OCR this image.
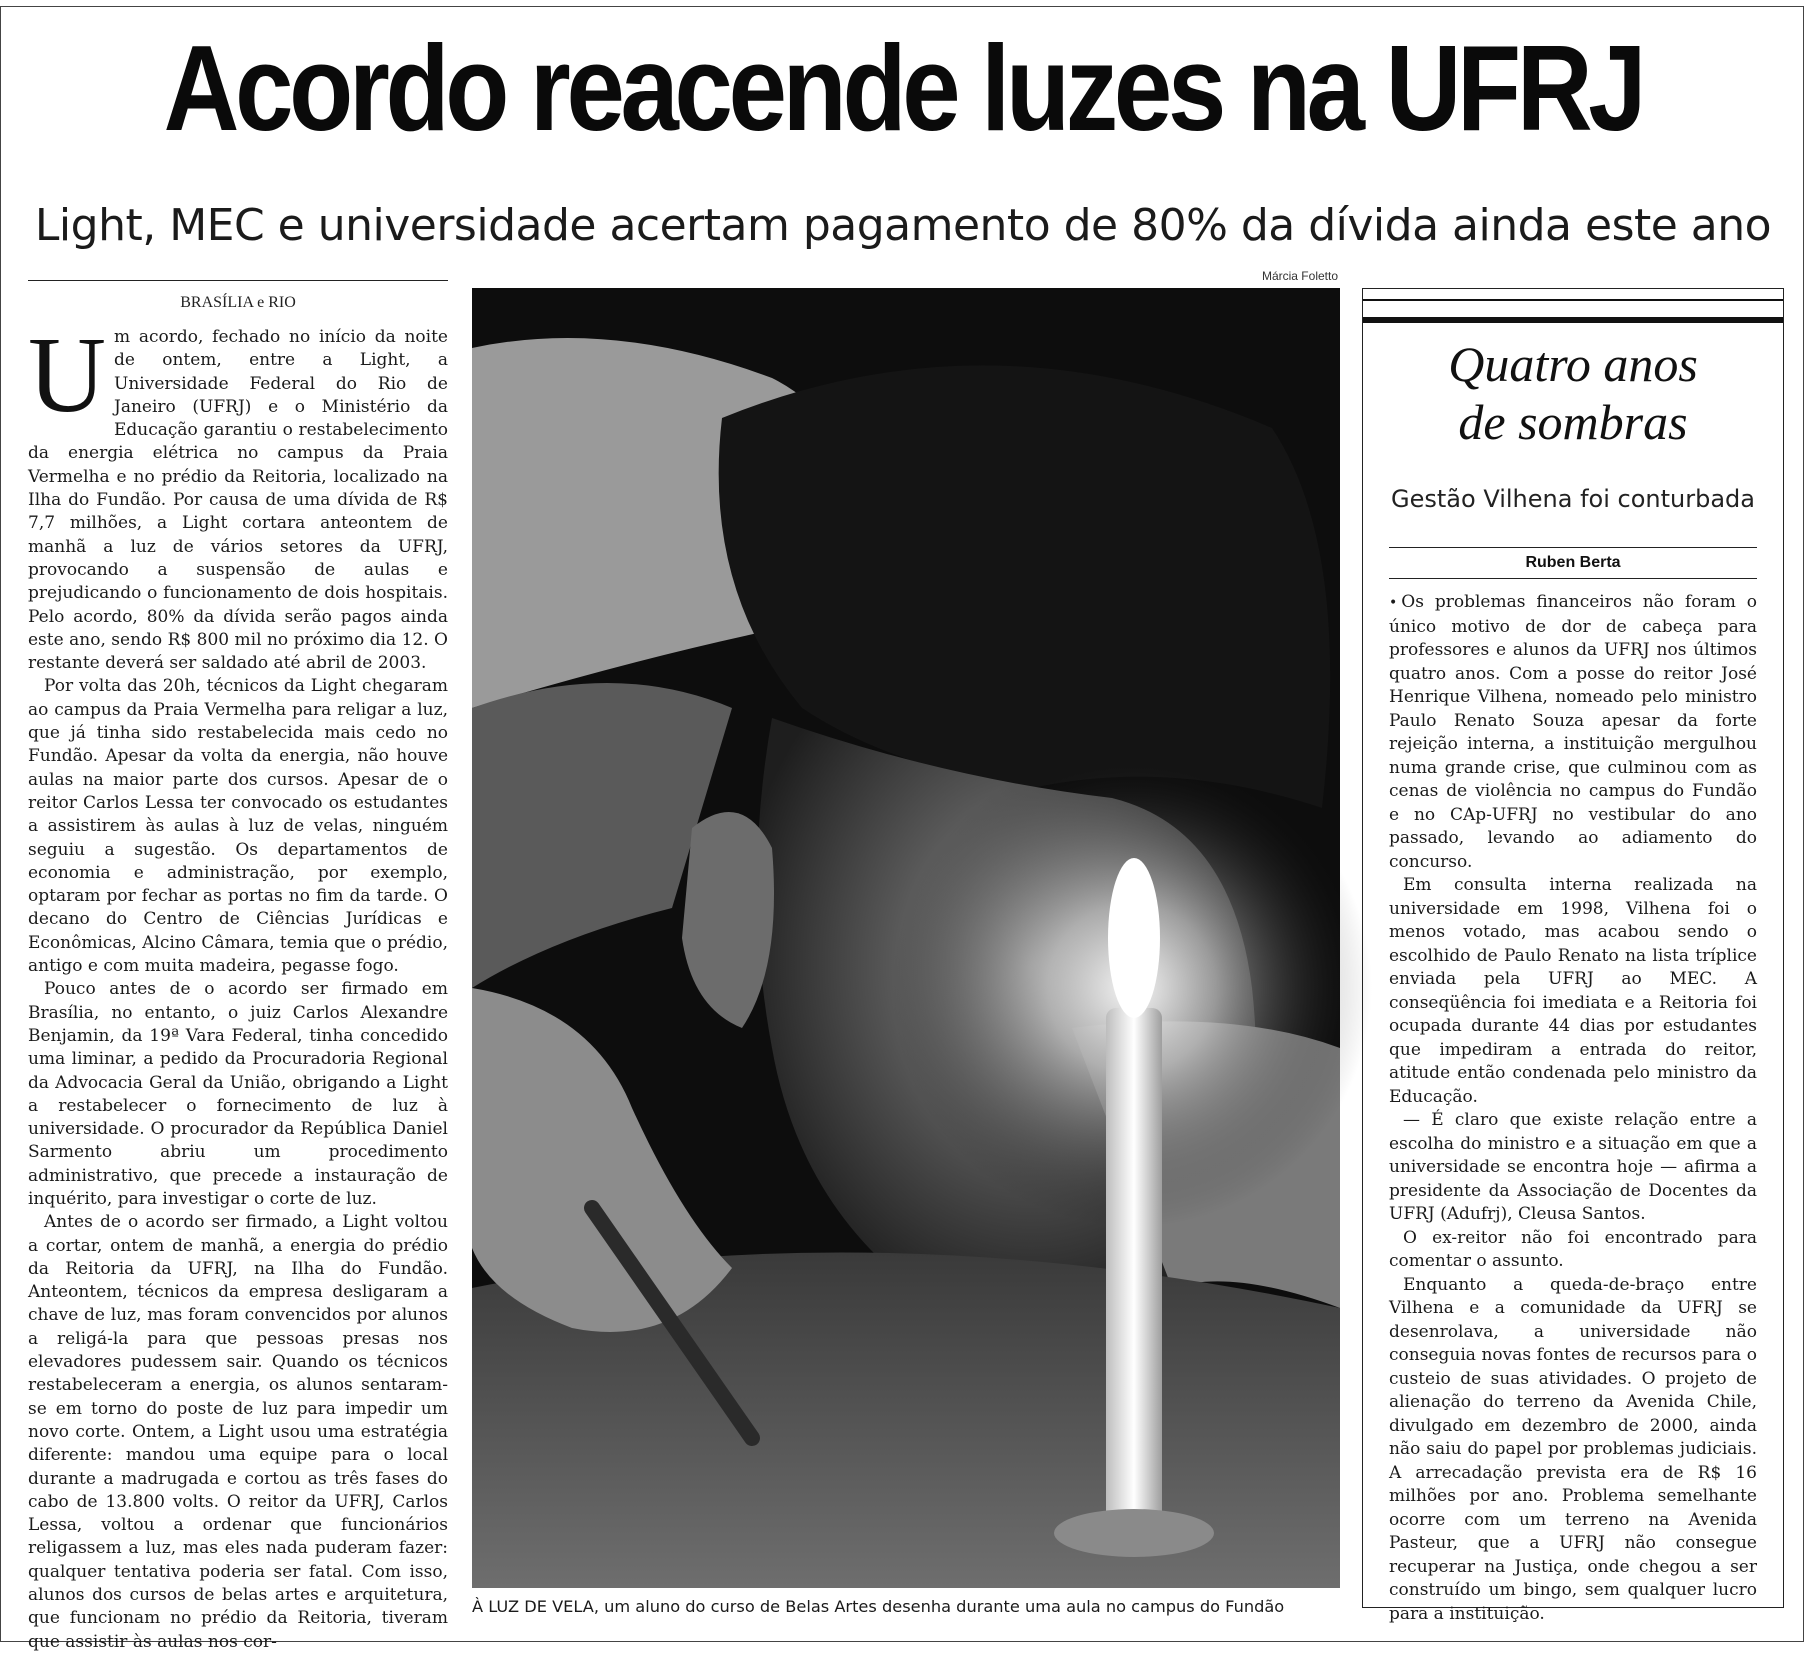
Acordo reacende luzes na UFRJ
Light, MEC e universidade acertam pagamento de 80% da dívida ainda este ano
BRASÍLIA e RIO
U m acordo, fechado no início da noite de ontem, entre a Light, a Universidade Federal do Rio de Janeiro (UFRJ) e o Ministério da Educação garantiu o restabelecimento da energia elétrica no campus da Praia Vermelha e no prédio da Reitoria, localizado na Ilha do Fundão. Por causa de uma dívida de R$ 7,7 milhões, a Light cortara anteontem de manhã a luz de vários setores da UFRJ, provocando a suspensão de aulas e prejudicando o funcionamento de dois hospitais. Pelo acordo, 80% da dívida serão pagos ainda este ano, sendo R$ 800 mil no próximo dia 12. O restante deverá ser saldado até abril de 2003.

Por volta das 20h, técnicos da Light chegaram ao campus da Praia Vermelha para religar a luz, que já tinha sido restabelecida mais cedo no Fundão. Apesar da volta da energia, não houve aulas na maior parte dos cursos. Apesar de o reitor Carlos Lessa ter convocado os estudantes a assistirem às aulas à luz de velas, ninguém seguiu a sugestão. Os departamentos de economia e administração, por exemplo, optaram por fechar as portas no fim da tarde. O decano do Centro de Ciências Jurídicas e Econômicas, Alcino Câmara, temia que o prédio, antigo e com muita madeira, pegasse fogo.

Pouco antes de o acordo ser firmado em Brasília, no entanto, o juiz Carlos Alexandre Benjamin, da 19ª Vara Federal, tinha concedido uma liminar, a pedido da Procuradoria Regional da Advocacia Geral da União, obrigando a Light a restabelecer o fornecimento de luz à universidade. O procurador da República Daniel Sarmento abriu um procedimento administrativo, que precede a instauração de inquérito, para investigar o corte de luz.

Antes de o acordo ser firmado, a Light voltou a cortar, ontem de manhã, a energia do prédio da Reitoria da UFRJ, na Ilha do Fundão. Anteontem, técnicos da empresa desligaram a chave de luz, mas foram convencidos por alunos a religá-la para que pessoas presas nos elevadores pudessem sair. Quando os técnicos restabeleceram a energia, os alunos sentaram-se em torno do poste de luz para impedir um novo corte. Ontem, a Light usou uma estratégia diferente: mandou uma equipe para o local durante a madrugada e cortou as três fases do cabo de 13.800 volts. O reitor da UFRJ, Carlos Lessa, voltou a ordenar que funcionários religassem a luz, mas eles nada puderam fazer: qualquer tentativa poderia ser fatal. Com isso, alunos dos cursos de belas artes e arquitetura, que funcionam no prédio da Reitoria, tiveram que assistir às aulas nos cor-

Márcia Foletto
À LUZ DE VELA, um aluno do curso de Belas Artes desenha durante uma aula no campus do Fundão
Quatro anos
de sombras
Gestão Vilhena foi conturbada
Ruben Berta

• Os problemas financeiros não foram o único motivo de dor de cabeça para professores e alunos da UFRJ nos últimos quatro anos. Com a posse do reitor José Henrique Vilhena, nomeado pelo ministro Paulo Renato Souza apesar da forte rejeição interna, a instituição mergulhou numa grande crise, que culminou com as cenas de violência no campus do Fundão e no CAp-UFRJ no vestibular do ano passado, levando ao adiamento do concurso.

Em consulta interna realizada na universidade em 1998, Vilhena foi o menos votado, mas acabou sendo o escolhido de Paulo Renato na lista tríplice enviada pela UFRJ ao MEC. A conseqüência foi imediata e a Reitoria foi ocupada durante 44 dias por estudantes que impediram a entrada do reitor, atitude então condenada pelo ministro da Educação.

— É claro que existe relação entre a escolha do ministro e a situação em que a universidade se encontra hoje — afirma a presidente da Associação de Docentes da UFRJ (Adufrj), Cleusa Santos.

O ex-reitor não foi encontrado para comentar o assunto.

Enquanto a queda-de-braço entre Vilhena e a comunidade da UFRJ se desenrolava, a universidade não conseguia novas fontes de recursos para o custeio de suas atividades. O projeto de alienação do terreno da Avenida Chile, divulgado em dezembro de 2000, ainda não saiu do papel por problemas judiciais. A arrecadação prevista era de R$ 16 milhões por ano. Problema semelhante ocorre com um terreno na Avenida Pasteur, que a UFRJ não consegue recuperar na Justiça, onde chegou a ser construído um bingo, sem qualquer lucro para a instituição.
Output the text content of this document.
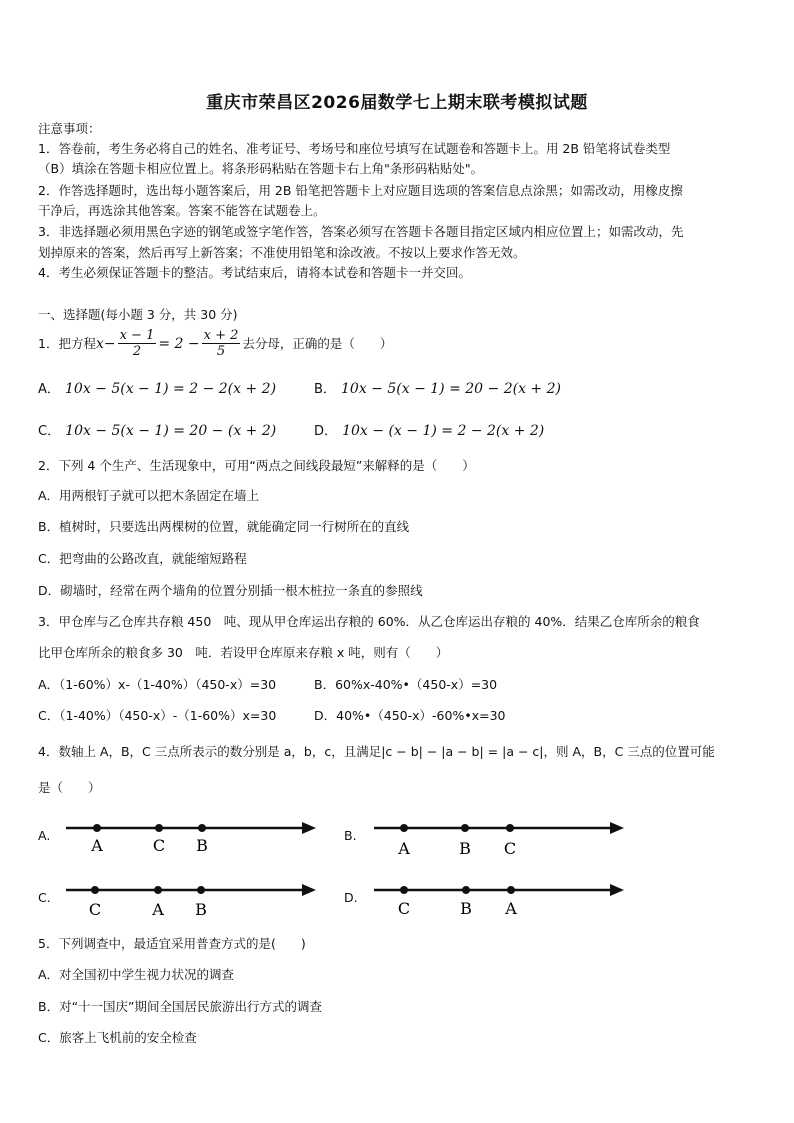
重庆市荣昌区2026届数学七上期末联考模拟试题
注意事项：
1．答卷前，考生务必将自己的姓名、准考证号、考场号和座位号填写在试题卷和答题卡上。用 2B 铅笔将试卷类型
（B）填涂在答题卡相应位置上。将条形码粘贴在答题卡右上角"条形码粘贴处"。
2．作答选择题时，选出每小题答案后，用 2B 铅笔把答题卡上对应题目选项的答案信息点涂黑；如需改动，用橡皮擦
干净后，再选涂其他答案。答案不能答在试题卷上。
3．非选择题必须用黑色字迹的钢笔或签字笔作答，答案必须写在答题卡各题目指定区域内相应位置上；如需改动，先
划掉原来的答案，然后再写上新答案；不准使用铅笔和涂改液。不按以上要求作答无效。
4．考生必须保证答题卡的整洁。考试结束后，请将本试卷和答题卡一并交回。
一、选择题(每小题 3 分，共 30 分)
1．把方程 $x - \frac{x - 1}{2} = 2 - \frac{x + 2}{5}$ 去分母，正确的是（　　）
A． 10x − 5(x − 1) = 2 − 2(x + 2)	B． 10x − 5(x − 1) = 20 − 2(x + 2)
C． 10x − 5(x − 1) = 20 − (x + 2)	D． 10x − (x − 1) = 2 − 2(x + 2)
2．下列 4 个生产、生活现象中，可用“两点之间线段最短”来解释的是（　　）
A．用两根钉子就可以把木条固定在墙上
B．植树时，只要选出两棵树的位置，就能确定同一行树所在的直线
C．把弯曲的公路改直，就能缩短路程
D．砌墙时，经常在两个墙角的位置分别插一根木桩拉一条直的参照线
3．甲仓库与乙仓库共存粮 450　吨、现从甲仓库运出存粮的 60%．从乙仓库运出存粮的 40%．结果乙仓库所余的粮食
比甲仓库所余的粮食多 30　吨．若设甲仓库原来存粮 x 吨，则有（　　）
A．（1-60%）x-（1-40%）（450-x）=30	B．60%x-40%•（450-x）=30
C．（1-40%）（450-x）-（1-60%）x=30	D．40%•（450-x）-60%•x=30
4．数轴上 A，B，C 三点所表示的数分别是 a，b，c，且满足|c − b| − |a − b| = |a − c|，则 A，B，C 三点的位置可能
是（　　）
A.
A	C B
B.
A	B C
C.
C	A B
D.
C	B A
5．下列调查中，最适宜采用普查方式的是(　　)
A．对全国初中学生视力状况的调查
B．对“十一国庆”期间全国居民旅游出行方式的调查
C．旅客上飞机前的安全检查
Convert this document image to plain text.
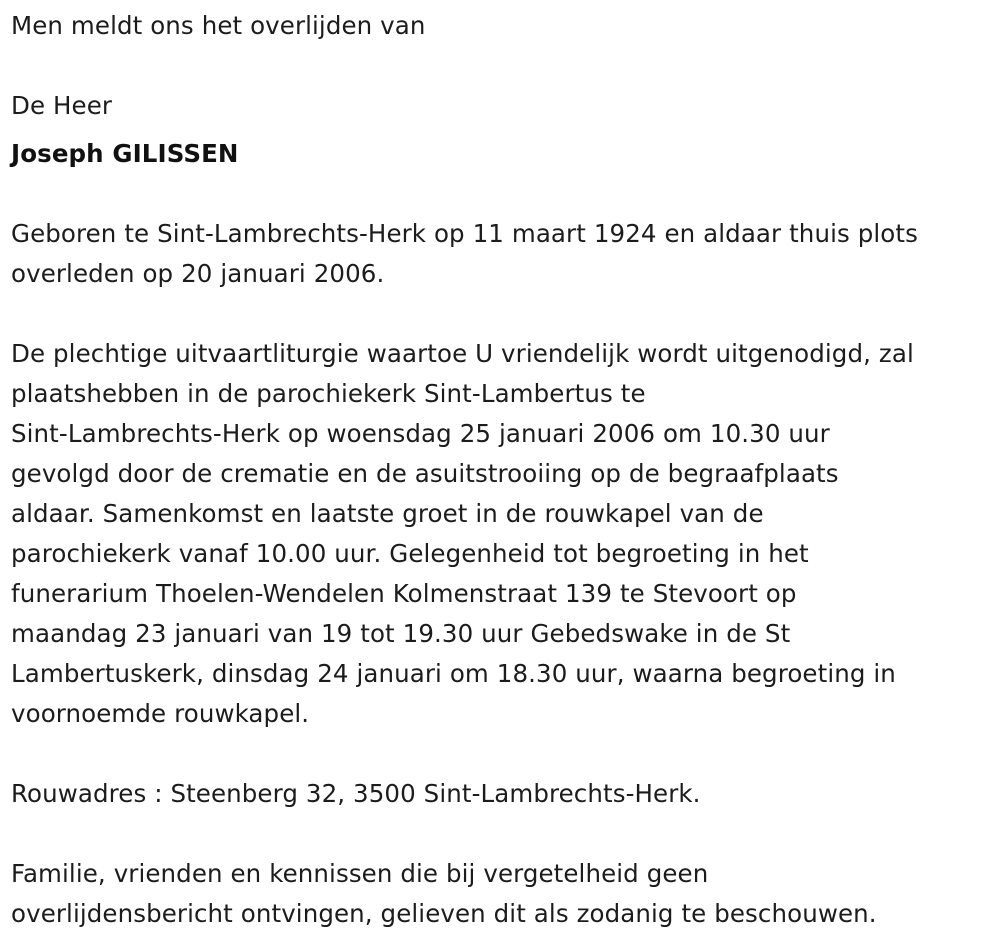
Men meldt ons het overlijden van
De Heer
Joseph GILISSEN
Geboren te Sint-Lambrechts-Herk op 11 maart 1924 en aldaar thuis plots
overleden op 20 januari 2006.
De plechtige uitvaartliturgie waartoe U vriendelijk wordt uitgenodigd, zal
plaatshebben in de parochiekerk Sint-Lambertus te
Sint-Lambrechts-Herk op woensdag 25 januari 2006 om 10.30 uur
gevolgd door de crematie en de asuitstrooiing op de begraafplaats
aldaar. Samenkomst en laatste groet in de rouwkapel van de
parochiekerk vanaf 10.00 uur. Gelegenheid tot begroeting in het
funerarium Thoelen-Wendelen Kolmenstraat 139 te Stevoort op
maandag 23 januari van 19 tot 19.30 uur Gebedswake in de St
Lambertuskerk, dinsdag 24 januari om 18.30 uur, waarna begroeting in
voornoemde rouwkapel.
Rouwadres : Steenberg 32, 3500 Sint-Lambrechts-Herk.
Familie, vrienden en kennissen die bij vergetelheid geen
overlijdensbericht ontvingen, gelieven dit als zodanig te beschouwen.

Given request - Output every entry exactly as given; pictures are not part of the copy.

Full solution -
OCR this image.
Acordo reacende luzes na UFRJ
Light, MEC e universidade acertam pagamento de 80% da dívida ainda este ano
BRASÍLIA e RIO
U m acordo, fechado no início da noite de ontem, entre a Light, a Universidade Federal do Rio de Janeiro (UFRJ) e o Ministério da Educação garantiu o restabelecimento da energia elétrica no campus da Praia Vermelha e no prédio da Reitoria, localizado na Ilha do Fundão. Por causa de uma dívida de R$ 7,7 milhões, a Light cortara anteontem de manhã a luz de vários setores da UFRJ, provocando a suspensão de aulas e prejudicando o funcionamento de dois hospitais. Pelo acordo, 80% da dívida serão pagos ainda este ano, sendo R$ 800 mil no próximo dia 12. O restante deverá ser saldado até abril de 2003.

Por volta das 20h, técnicos da Light chegaram ao campus da Praia Vermelha para religar a luz, que já tinha sido restabelecida mais cedo no Fundão. Apesar da volta da energia, não houve aulas na maior parte dos cursos. Apesar de o reitor Carlos Lessa ter convocado os estudantes a assistirem às aulas à luz de velas, ninguém seguiu a sugestão. Os departamentos de economia e administração, por exemplo, optaram por fechar as portas no fim da tarde. O decano do Centro de Ciências Jurídicas e Econômicas, Alcino Câmara, temia que o prédio, antigo e com muita madeira, pegasse fogo.

Pouco antes de o acordo ser firmado em Brasília, no entanto, o juiz Carlos Alexandre Benjamin, da 19ª Vara Federal, tinha concedido uma liminar, a pedido da Procuradoria Regional da Advocacia Geral da União, obrigando a Light a restabelecer o fornecimento de luz à universidade. O procurador da República Daniel Sarmento abriu um procedimento administrativo, que precede a instauração de inquérito, para investigar o corte de luz.

Antes de o acordo ser firmado, a Light voltou a cortar, ontem de manhã, a energia do prédio da Reitoria da UFRJ, na Ilha do Fundão. Anteontem, técnicos da empresa desligaram a chave de luz, mas foram convencidos por alunos a religá-la para que pessoas presas nos elevadores pudessem sair. Quando os técnicos restabeleceram a energia, os alunos sentaram-se em torno do poste de luz para impedir um novo corte. Ontem, a Light usou uma estratégia diferente: mandou uma equipe para o local durante a madrugada e cortou as três fases do cabo de 13.800 volts. O reitor da UFRJ, Carlos Lessa, voltou a ordenar que funcionários religassem a luz, mas eles nada puderam fazer: qualquer tentativa poderia ser fatal. Com isso, alunos dos cursos de belas artes e arquitetura, que funcionam no prédio da Reitoria, tiveram que assistir às aulas nos cor-

Márcia Foletto
À LUZ DE VELA, um aluno do curso de Belas Artes desenha durante uma aula no campus do Fundão
Quatro anos
de sombras
Gestão Vilhena foi conturbada
Ruben Berta

• Os problemas financeiros não foram o único motivo de dor de cabeça para professores e alunos da UFRJ nos últimos quatro anos. Com a posse do reitor José Henrique Vilhena, nomeado pelo ministro Paulo Renato Souza apesar da forte rejeição interna, a instituição mergulhou numa grande crise, que culminou com as cenas de violência no campus do Fundão e no CAp-UFRJ no vestibular do ano passado, levando ao adiamento do concurso.

Em consulta interna realizada na universidade em 1998, Vilhena foi o menos votado, mas acabou sendo o escolhido de Paulo Renato na lista tríplice enviada pela UFRJ ao MEC. A conseqüência foi imediata e a Reitoria foi ocupada durante 44 dias por estudantes que impediram a entrada do reitor, atitude então condenada pelo ministro da Educação.

— É claro que existe relação entre a escolha do ministro e a situação em que a universidade se encontra hoje — afirma a presidente da Associação de Docentes da UFRJ (Adufrj), Cleusa Santos.

O ex-reitor não foi encontrado para comentar o assunto.

Enquanto a queda-de-braço entre Vilhena e a comunidade da UFRJ se desenrolava, a universidade não conseguia novas fontes de recursos para o custeio de suas atividades. O projeto de alienação do terreno da Avenida Chile, divulgado em dezembro de 2000, ainda não saiu do papel por problemas judiciais. A arrecadação prevista era de R$ 16 milhões por ano. Problema semelhante ocorre com um terreno na Avenida Pasteur, que a UFRJ não consegue recuperar na Justiça, onde chegou a ser construído um bingo, sem qualquer lucro para a instituição.
Output the text content of this document.
重庆市荣昌区2026届数学七上期末联考模拟试题
注意事项：
1．答卷前，考生务必将自己的姓名、准考证号、考场号和座位号填写在试题卷和答题卡上。用 2B 铅笔将试卷类型
（B）填涂在答题卡相应位置上。将条形码粘贴在答题卡右上角"条形码粘贴处"。
2．作答选择题时，选出每小题答案后，用 2B 铅笔把答题卡上对应题目选项的答案信息点涂黑；如需改动，用橡皮擦
干净后，再选涂其他答案。答案不能答在试题卷上。
3．非选择题必须用黑色字迹的钢笔或签字笔作答，答案必须写在答题卡各题目指定区域内相应位置上；如需改动，先
划掉原来的答案，然后再写上新答案；不准使用铅笔和涂改液。不按以上要求作答无效。
4．考生必须保证答题卡的整洁。考试结束后，请将本试卷和答题卡一并交回。
一、选择题(每小题 3 分，共 30 分)
1．把方程 $x - \frac{x - 1}{2} = 2 - \frac{x + 2}{5}$ 去分母，正确的是（　　）
A． 10x − 5(x − 1) = 2 − 2(x + 2)	B． 10x − 5(x − 1) = 20 − 2(x + 2)
C． 10x − 5(x − 1) = 20 − (x + 2)	D． 10x − (x − 1) = 2 − 2(x + 2)
2．下列 4 个生产、生活现象中，可用“两点之间线段最短”来解释的是（　　）
A．用两根钉子就可以把木条固定在墙上
B．植树时，只要选出两棵树的位置，就能确定同一行树所在的直线
C．把弯曲的公路改直，就能缩短路程
D．砌墙时，经常在两个墙角的位置分别插一根木桩拉一条直的参照线
3．甲仓库与乙仓库共存粮 450　吨、现从甲仓库运出存粮的 60%．从乙仓库运出存粮的 40%．结果乙仓库所余的粮食
比甲仓库所余的粮食多 30　吨．若设甲仓库原来存粮 x 吨，则有（　　）
A．（1-60%）x-（1-40%）（450-x）=30	B．60%x-40%•（450-x）=30
C．（1-40%）（450-x）-（1-60%）x=30	D．40%•（450-x）-60%•x=30
4．数轴上 A，B，C 三点所表示的数分别是 a，b，c，且满足|c − b| − |a − b| = |a − c|，则 A，B，C 三点的位置可能
是（　　）
A.
A	C B
B.
A	B C
C.
C	A B
D.
C	B A
5．下列调查中，最适宜采用普查方式的是(　　)
A．对全国初中学生视力状况的调查
B．对“十一国庆”期间全国居民旅游出行方式的调查
C．旅客上飞机前的安全检查
Convert this document image to plain text.
Men meldt ons het overlijden van
De Heer
Joseph GILISSEN
Geboren te Sint-Lambrechts-Herk op 11 maart 1924 en aldaar thuis plots
overleden op 20 januari 2006.
De plechtige uitvaartliturgie waartoe U vriendelijk wordt uitgenodigd, zal
plaatshebben in de parochiekerk Sint-Lambertus te
Sint-Lambrechts-Herk op woensdag 25 januari 2006 om 10.30 uur
gevolgd door de crematie en de asuitstrooiing op de begraafplaats
aldaar. Samenkomst en laatste groet in de rouwkapel van de
parochiekerk vanaf 10.00 uur. Gelegenheid tot begroeting in het
funerarium Thoelen-Wendelen Kolmenstraat 139 te Stevoort op
maandag 23 januari van 19 tot 19.30 uur Gebedswake in de St
Lambertuskerk, dinsdag 24 januari om 18.30 uur, waarna begroeting in
voornoemde rouwkapel.
Rouwadres : Steenberg 32, 3500 Sint-Lambrechts-Herk.
Familie, vrienden en kennissen die bij vergetelheid geen
overlijdensbericht ontvingen, gelieven dit als zodanig te beschouwen.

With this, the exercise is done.